● **Exercise brief**
Return the number of lines that include the string "xlabel", without any other text.

»»

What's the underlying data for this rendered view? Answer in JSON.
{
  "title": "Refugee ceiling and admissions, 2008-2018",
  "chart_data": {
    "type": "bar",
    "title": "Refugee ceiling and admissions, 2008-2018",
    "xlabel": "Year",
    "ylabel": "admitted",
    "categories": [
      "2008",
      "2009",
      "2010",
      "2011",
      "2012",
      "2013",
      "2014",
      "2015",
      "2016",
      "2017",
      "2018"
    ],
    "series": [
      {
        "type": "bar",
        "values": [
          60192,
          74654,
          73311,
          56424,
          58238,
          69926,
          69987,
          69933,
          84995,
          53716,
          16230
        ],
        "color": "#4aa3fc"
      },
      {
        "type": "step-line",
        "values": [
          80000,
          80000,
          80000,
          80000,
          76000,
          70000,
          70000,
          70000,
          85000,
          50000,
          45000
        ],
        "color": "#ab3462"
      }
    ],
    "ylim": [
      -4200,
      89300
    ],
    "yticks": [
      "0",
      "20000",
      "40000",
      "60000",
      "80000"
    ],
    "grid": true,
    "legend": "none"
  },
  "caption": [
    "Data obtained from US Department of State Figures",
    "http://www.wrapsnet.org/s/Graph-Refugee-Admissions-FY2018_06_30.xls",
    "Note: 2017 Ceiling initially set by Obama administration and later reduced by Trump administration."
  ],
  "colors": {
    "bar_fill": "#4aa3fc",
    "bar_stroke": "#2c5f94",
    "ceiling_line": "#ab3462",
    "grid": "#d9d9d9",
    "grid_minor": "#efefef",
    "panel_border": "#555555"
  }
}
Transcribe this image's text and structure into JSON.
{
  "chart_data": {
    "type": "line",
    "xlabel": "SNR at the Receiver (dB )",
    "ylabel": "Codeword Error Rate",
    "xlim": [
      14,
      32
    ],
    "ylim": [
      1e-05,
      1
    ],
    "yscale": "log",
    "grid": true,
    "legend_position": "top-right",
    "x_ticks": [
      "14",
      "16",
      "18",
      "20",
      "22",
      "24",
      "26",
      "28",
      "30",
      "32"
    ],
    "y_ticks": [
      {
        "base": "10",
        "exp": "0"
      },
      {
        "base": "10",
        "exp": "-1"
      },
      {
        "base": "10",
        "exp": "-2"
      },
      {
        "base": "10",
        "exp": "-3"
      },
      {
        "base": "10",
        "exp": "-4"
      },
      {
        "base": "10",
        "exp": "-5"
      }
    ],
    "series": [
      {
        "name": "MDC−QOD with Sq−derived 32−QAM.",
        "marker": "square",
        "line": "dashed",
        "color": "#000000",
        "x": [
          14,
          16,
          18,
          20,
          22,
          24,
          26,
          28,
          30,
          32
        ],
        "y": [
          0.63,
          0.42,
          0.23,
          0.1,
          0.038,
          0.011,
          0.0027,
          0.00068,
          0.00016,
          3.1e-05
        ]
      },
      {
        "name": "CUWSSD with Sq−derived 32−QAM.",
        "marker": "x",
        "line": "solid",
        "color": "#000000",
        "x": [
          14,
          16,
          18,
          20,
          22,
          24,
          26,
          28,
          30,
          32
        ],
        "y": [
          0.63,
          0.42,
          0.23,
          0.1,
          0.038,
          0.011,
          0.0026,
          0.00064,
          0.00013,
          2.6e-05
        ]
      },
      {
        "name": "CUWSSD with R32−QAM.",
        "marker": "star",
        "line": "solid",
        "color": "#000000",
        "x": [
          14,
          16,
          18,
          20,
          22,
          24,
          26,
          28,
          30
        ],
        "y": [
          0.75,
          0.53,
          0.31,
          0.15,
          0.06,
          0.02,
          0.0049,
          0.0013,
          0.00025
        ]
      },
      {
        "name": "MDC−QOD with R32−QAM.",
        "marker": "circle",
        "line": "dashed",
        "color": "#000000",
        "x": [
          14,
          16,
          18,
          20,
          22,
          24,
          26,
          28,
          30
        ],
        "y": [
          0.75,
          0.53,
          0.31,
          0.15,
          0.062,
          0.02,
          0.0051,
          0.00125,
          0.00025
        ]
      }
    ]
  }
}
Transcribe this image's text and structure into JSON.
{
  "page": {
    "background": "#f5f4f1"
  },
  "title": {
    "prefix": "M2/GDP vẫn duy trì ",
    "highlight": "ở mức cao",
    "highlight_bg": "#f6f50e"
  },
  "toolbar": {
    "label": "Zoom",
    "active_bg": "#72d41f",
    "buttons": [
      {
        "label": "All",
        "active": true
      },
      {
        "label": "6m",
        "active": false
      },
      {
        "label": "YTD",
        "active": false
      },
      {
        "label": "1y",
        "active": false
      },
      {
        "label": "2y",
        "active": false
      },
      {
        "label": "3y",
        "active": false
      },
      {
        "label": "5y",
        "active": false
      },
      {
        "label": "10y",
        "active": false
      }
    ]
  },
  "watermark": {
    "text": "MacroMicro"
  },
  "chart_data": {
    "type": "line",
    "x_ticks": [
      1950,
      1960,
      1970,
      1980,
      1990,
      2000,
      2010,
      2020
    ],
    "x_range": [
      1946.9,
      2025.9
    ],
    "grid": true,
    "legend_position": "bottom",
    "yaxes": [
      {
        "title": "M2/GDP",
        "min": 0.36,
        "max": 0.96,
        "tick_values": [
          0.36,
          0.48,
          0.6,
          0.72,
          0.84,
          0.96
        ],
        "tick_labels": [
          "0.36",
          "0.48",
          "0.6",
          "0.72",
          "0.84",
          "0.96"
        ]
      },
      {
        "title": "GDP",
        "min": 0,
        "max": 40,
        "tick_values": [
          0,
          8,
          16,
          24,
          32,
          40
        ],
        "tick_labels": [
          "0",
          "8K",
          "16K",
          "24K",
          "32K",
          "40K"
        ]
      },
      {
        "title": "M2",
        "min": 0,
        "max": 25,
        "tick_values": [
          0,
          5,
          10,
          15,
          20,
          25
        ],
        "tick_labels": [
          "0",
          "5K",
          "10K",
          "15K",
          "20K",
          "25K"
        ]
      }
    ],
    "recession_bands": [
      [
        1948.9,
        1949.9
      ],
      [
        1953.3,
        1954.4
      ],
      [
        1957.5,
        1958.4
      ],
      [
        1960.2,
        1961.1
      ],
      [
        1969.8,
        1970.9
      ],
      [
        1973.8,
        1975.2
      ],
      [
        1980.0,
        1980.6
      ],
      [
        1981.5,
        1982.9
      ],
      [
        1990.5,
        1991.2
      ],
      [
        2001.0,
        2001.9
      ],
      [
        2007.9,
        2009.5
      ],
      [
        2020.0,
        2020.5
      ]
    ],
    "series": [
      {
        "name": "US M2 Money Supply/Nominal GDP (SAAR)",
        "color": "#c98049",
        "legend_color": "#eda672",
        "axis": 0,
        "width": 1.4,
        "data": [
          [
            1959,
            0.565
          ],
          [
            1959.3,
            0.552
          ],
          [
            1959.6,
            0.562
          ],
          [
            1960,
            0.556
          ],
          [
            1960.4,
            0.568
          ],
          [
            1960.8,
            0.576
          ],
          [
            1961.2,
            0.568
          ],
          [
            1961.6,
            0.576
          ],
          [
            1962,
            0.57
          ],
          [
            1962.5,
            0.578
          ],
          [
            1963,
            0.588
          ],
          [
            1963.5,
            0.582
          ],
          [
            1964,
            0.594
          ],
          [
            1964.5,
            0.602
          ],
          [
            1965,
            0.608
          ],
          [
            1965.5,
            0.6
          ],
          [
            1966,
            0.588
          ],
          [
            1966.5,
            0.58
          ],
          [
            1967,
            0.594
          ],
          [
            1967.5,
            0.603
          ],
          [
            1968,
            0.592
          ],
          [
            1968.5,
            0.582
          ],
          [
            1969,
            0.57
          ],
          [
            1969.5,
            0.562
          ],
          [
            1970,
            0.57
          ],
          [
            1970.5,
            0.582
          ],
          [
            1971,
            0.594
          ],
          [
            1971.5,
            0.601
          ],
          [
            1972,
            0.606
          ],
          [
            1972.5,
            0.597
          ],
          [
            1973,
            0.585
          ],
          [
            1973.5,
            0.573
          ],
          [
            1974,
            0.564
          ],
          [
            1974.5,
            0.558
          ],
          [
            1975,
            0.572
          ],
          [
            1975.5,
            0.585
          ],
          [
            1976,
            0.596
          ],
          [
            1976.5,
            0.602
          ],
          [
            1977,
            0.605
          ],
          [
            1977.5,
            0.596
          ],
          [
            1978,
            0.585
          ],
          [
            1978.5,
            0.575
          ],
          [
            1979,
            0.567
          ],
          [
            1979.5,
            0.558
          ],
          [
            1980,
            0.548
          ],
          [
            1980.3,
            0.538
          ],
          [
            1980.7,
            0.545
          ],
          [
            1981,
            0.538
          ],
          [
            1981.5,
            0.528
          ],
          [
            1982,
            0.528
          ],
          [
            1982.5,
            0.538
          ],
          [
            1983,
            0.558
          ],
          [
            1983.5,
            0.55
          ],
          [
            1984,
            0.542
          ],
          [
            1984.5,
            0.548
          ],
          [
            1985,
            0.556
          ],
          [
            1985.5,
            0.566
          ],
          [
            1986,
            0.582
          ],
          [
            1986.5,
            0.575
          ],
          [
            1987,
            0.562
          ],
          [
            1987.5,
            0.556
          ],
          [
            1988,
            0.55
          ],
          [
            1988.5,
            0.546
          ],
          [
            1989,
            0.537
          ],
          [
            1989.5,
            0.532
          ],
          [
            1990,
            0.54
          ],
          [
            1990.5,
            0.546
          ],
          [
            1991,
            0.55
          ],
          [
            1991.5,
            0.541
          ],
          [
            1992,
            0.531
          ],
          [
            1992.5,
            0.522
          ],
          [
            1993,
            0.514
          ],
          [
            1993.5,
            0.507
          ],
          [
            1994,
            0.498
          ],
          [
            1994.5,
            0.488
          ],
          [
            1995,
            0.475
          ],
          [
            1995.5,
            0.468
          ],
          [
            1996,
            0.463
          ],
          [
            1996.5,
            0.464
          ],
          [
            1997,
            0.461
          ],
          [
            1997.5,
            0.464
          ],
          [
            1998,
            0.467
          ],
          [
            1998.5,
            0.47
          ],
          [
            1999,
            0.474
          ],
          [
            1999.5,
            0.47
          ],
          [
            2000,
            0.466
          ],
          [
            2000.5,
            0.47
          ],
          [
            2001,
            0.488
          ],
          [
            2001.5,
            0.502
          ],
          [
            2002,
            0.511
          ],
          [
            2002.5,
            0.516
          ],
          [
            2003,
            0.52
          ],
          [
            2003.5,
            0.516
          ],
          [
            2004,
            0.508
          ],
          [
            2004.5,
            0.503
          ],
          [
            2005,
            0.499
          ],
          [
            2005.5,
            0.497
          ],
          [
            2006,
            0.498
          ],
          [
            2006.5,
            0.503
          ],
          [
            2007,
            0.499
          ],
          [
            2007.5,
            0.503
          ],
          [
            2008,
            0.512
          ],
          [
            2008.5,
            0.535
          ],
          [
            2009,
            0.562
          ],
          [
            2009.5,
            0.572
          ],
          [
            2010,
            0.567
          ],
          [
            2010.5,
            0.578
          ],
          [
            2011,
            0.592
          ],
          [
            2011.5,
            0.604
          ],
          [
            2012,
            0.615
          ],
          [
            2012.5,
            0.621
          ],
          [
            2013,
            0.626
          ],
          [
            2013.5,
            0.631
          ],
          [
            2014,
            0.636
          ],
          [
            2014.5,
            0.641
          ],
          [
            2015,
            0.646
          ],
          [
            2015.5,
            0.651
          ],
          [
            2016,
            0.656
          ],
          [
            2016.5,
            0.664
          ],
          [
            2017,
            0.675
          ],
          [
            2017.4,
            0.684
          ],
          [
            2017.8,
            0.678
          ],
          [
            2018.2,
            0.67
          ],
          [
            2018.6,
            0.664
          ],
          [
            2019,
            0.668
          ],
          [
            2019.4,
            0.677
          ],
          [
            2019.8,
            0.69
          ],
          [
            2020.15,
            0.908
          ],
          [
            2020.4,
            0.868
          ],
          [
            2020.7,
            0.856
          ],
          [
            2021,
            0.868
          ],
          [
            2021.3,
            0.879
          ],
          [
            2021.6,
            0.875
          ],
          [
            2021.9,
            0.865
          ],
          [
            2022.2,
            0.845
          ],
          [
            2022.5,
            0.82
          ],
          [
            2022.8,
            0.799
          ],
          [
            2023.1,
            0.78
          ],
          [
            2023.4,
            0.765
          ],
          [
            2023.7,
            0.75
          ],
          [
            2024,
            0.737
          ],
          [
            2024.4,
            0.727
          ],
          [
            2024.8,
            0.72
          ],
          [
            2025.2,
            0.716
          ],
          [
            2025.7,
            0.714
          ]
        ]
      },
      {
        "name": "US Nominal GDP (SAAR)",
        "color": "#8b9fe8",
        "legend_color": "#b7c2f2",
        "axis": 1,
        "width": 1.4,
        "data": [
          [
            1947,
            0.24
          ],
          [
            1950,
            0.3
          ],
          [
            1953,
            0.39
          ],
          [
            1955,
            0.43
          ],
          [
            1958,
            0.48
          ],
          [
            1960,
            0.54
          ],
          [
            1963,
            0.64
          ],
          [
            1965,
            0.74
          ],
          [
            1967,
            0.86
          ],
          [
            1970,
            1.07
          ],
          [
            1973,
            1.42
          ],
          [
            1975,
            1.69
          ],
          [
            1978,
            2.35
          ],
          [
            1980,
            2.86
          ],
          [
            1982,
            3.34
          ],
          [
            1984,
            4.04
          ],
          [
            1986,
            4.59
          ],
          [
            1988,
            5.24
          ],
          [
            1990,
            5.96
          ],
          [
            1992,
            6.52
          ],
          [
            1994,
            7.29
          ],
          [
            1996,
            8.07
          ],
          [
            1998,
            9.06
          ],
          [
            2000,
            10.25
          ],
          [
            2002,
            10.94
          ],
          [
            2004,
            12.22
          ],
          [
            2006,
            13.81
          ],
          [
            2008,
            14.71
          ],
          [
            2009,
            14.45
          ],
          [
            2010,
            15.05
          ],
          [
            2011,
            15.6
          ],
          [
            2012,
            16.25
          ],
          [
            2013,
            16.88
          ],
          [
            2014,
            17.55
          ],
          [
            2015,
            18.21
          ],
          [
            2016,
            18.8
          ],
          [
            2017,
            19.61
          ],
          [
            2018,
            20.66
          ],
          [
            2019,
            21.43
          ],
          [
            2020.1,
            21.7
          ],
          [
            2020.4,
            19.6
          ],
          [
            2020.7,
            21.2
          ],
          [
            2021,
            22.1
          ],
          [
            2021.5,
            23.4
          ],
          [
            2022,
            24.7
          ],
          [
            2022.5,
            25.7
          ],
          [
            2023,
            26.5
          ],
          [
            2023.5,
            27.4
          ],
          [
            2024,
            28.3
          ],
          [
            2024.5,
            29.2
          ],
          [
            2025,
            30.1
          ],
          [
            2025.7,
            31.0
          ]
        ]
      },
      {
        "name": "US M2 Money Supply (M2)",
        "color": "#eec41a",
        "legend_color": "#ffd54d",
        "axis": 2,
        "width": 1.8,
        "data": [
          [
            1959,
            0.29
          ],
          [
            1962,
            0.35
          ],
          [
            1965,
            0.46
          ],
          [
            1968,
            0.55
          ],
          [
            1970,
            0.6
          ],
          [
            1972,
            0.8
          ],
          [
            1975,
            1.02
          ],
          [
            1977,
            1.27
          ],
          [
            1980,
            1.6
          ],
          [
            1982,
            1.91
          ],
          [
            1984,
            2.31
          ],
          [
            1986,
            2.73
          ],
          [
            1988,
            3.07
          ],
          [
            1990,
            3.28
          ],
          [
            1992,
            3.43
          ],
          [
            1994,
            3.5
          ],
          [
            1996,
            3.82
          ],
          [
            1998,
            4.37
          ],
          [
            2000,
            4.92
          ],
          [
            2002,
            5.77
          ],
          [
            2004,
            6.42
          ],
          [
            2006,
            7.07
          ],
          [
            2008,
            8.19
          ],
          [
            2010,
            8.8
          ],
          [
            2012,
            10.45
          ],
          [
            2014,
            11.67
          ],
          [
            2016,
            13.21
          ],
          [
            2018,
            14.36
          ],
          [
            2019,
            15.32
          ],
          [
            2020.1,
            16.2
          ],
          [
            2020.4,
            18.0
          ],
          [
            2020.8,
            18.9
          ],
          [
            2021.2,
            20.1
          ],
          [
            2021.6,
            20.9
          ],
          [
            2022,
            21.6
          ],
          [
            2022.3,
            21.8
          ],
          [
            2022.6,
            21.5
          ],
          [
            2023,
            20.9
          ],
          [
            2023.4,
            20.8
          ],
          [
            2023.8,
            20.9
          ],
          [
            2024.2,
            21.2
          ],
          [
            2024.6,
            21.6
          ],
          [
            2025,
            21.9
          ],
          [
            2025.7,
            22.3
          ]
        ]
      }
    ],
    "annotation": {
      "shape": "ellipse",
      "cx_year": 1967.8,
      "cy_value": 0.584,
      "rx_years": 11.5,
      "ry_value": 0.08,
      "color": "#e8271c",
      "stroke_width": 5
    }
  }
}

««

● **Output**
2